Stored dataset items
#####

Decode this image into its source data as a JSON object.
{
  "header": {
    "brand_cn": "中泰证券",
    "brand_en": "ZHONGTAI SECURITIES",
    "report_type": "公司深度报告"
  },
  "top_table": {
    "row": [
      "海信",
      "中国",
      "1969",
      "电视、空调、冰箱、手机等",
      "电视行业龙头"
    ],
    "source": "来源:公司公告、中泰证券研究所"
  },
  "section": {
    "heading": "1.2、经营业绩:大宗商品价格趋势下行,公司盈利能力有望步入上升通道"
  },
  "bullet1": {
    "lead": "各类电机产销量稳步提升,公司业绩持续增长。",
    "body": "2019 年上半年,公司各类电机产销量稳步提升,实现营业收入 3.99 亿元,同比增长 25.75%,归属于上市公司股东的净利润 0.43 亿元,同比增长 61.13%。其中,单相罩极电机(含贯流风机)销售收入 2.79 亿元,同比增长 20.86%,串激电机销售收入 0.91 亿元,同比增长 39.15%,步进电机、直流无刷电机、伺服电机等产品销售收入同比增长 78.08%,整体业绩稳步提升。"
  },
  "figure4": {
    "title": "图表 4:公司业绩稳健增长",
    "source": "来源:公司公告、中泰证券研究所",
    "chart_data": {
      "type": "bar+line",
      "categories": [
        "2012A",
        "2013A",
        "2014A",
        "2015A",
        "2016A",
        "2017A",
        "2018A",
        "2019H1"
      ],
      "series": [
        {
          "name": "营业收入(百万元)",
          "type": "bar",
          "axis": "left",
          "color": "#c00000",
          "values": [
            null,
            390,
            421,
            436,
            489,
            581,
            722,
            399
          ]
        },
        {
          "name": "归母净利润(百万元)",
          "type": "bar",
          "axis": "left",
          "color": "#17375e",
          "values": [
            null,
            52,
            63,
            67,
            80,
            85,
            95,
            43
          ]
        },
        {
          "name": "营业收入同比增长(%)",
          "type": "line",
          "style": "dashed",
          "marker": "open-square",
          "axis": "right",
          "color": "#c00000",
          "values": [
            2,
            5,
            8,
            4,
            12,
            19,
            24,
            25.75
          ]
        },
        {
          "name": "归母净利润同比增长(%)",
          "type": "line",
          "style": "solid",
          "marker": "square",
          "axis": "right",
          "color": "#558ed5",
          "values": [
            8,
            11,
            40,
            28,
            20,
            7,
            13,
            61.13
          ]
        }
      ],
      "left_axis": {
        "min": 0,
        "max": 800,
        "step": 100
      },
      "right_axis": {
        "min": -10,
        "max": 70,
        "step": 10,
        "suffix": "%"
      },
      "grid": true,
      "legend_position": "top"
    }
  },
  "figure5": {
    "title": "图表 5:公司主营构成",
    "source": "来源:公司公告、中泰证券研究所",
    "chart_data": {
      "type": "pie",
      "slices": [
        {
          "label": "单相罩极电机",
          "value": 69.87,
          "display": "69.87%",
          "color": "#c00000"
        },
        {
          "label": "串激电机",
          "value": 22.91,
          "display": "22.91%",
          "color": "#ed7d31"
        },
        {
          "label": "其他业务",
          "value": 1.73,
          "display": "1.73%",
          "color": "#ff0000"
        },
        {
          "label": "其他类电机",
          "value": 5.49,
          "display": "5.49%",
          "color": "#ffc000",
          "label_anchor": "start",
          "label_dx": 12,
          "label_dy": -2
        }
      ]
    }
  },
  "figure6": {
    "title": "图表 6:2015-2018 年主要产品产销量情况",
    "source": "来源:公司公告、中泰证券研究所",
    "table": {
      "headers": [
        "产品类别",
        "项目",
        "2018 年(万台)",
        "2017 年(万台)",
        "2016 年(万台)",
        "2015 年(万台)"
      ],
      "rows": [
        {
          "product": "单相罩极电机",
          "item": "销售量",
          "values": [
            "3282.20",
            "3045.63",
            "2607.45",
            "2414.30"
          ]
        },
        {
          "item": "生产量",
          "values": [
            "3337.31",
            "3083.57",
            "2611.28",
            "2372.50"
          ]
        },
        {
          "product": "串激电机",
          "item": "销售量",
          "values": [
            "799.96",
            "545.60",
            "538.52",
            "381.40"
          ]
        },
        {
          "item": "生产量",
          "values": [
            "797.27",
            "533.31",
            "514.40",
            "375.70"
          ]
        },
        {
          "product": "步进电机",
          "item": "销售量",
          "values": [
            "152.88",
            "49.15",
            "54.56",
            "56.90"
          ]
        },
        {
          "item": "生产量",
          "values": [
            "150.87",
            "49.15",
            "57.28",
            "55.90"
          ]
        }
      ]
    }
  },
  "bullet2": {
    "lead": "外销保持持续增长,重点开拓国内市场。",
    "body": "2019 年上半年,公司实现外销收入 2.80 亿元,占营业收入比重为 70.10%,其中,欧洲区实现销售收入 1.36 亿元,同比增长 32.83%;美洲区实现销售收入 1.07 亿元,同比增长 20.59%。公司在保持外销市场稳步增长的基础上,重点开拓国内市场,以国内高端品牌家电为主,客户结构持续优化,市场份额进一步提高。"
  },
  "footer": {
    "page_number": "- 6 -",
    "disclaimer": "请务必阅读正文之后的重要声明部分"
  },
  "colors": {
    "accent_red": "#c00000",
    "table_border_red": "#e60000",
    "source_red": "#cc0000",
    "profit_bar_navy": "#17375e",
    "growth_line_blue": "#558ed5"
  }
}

#####

## TASK INSTRUCTIONS
Send back every record, precisely as written.

## RESPONSE TO THIS EXERCISE
Decode this image into its source data as a JSON object.
{
  "header": {
    "brand_cn": "中泰证券",
    "brand_en": "ZHONGTAI SECURITIES",
    "report_type": "公司深度报告"
  },
  "top_table": {
    "row": [
      "海信",
      "中国",
      "1969",
      "电视、空调、冰箱、手机等",
      "电视行业龙头"
    ],
    "source": "来源:公司公告、中泰证券研究所"
  },
  "section": {
    "heading": "1.2、经营业绩:大宗商品价格趋势下行,公司盈利能力有望步入上升通道"
  },
  "bullet1": {
    "lead": "各类电机产销量稳步提升,公司业绩持续增长。",
    "body": "2019 年上半年,公司各类电机产销量稳步提升,实现营业收入 3.99 亿元,同比增长 25.75%,归属于上市公司股东的净利润 0.43 亿元,同比增长 61.13%。其中,单相罩极电机(含贯流风机)销售收入 2.79 亿元,同比增长 20.86%,串激电机销售收入 0.91 亿元,同比增长 39.15%,步进电机、直流无刷电机、伺服电机等产品销售收入同比增长 78.08%,整体业绩稳步提升。"
  },
  "figure4": {
    "title": "图表 4:公司业绩稳健增长",
    "source": "来源:公司公告、中泰证券研究所",
    "chart_data": {
      "type": "bar+line",
      "categories": [
        "2012A",
        "2013A",
        "2014A",
        "2015A",
        "2016A",
        "2017A",
        "2018A",
        "2019H1"
      ],
      "series": [
        {
          "name": "营业收入(百万元)",
          "type": "bar",
          "axis": "left",
          "color": "#c00000",
          "values": [
            null,
            390,
            421,
            436,
            489,
            581,
            722,
            399
          ]
        },
        {
          "name": "归母净利润(百万元)",
          "type": "bar",
          "axis": "left",
          "color": "#17375e",
          "values": [
            null,
            52,
            63,
            67,
            80,
            85,
            95,
            43
          ]
        },
        {
          "name": "营业收入同比增长(%)",
          "type": "line",
          "style": "dashed",
          "marker": "open-square",
          "axis": "right",
          "color": "#c00000",
          "values": [
            2,
            5,
            8,
            4,
            12,
            19,
            24,
            25.75
          ]
        },
        {
          "name": "归母净利润同比增长(%)",
          "type": "line",
          "style": "solid",
          "marker": "square",
          "axis": "right",
          "color": "#558ed5",
          "values": [
            8,
            11,
            40,
            28,
            20,
            7,
            13,
            61.13
          ]
        }
      ],
      "left_axis": {
        "min": 0,
        "max": 800,
        "step": 100
      },
      "right_axis": {
        "min": -10,
        "max": 70,
        "step": 10,
        "suffix": "%"
      },
      "grid": true,
      "legend_position": "top"
    }
  },
  "figure5": {
    "title": "图表 5:公司主营构成",
    "source": "来源:公司公告、中泰证券研究所",
    "chart_data": {
      "type": "pie",
      "slices": [
        {
          "label": "单相罩极电机",
          "value": 69.87,
          "display": "69.87%",
          "color": "#c00000"
        },
        {
          "label": "串激电机",
          "value": 22.91,
          "display": "22.91%",
          "color": "#ed7d31"
        },
        {
          "label": "其他业务",
          "value": 1.73,
          "display": "1.73%",
          "color": "#ff0000"
        },
        {
          "label": "其他类电机",
          "value": 5.49,
          "display": "5.49%",
          "color": "#ffc000",
          "label_anchor": "start",
          "label_dx": 12,
          "label_dy": -2
        }
      ]
    }
  },
  "figure6": {
    "title": "图表 6:2015-2018 年主要产品产销量情况",
    "source": "来源:公司公告、中泰证券研究所",
    "table": {
      "headers": [
        "产品类别",
        "项目",
        "2018 年(万台)",
        "2017 年(万台)",
        "2016 年(万台)",
        "2015 年(万台)"
      ],
      "rows": [
        {
          "product": "单相罩极电机",
          "item": "销售量",
          "values": [
            "3282.20",
            "3045.63",
            "2607.45",
            "2414.30"
          ]
        },
        {
          "item": "生产量",
          "values": [
            "3337.31",
            "3083.57",
            "2611.28",
            "2372.50"
          ]
        },
        {
          "product": "串激电机",
          "item": "销售量",
          "values": [
            "799.96",
            "545.60",
            "538.52",
            "381.40"
          ]
        },
        {
          "item": "生产量",
          "values": [
            "797.27",
            "533.31",
            "514.40",
            "375.70"
          ]
        },
        {
          "product": "步进电机",
          "item": "销售量",
          "values": [
            "152.88",
            "49.15",
            "54.56",
            "56.90"
          ]
        },
        {
          "item": "生产量",
          "values": [
            "150.87",
            "49.15",
            "57.28",
            "55.90"
          ]
        }
      ]
    }
  },
  "bullet2": {
    "lead": "外销保持持续增长,重点开拓国内市场。",
    "body": "2019 年上半年,公司实现外销收入 2.80 亿元,占营业收入比重为 70.10%,其中,欧洲区实现销售收入 1.36 亿元,同比增长 32.83%;美洲区实现销售收入 1.07 亿元,同比增长 20.59%。公司在保持外销市场稳步增长的基础上,重点开拓国内市场,以国内高端品牌家电为主,客户结构持续优化,市场份额进一步提高。"
  },
  "footer": {
    "page_number": "- 6 -",
    "disclaimer": "请务必阅读正文之后的重要声明部分"
  },
  "colors": {
    "accent_red": "#c00000",
    "table_border_red": "#e60000",
    "source_red": "#cc0000",
    "profit_bar_navy": "#17375e",
    "growth_line_blue": "#558ed5"
  }
}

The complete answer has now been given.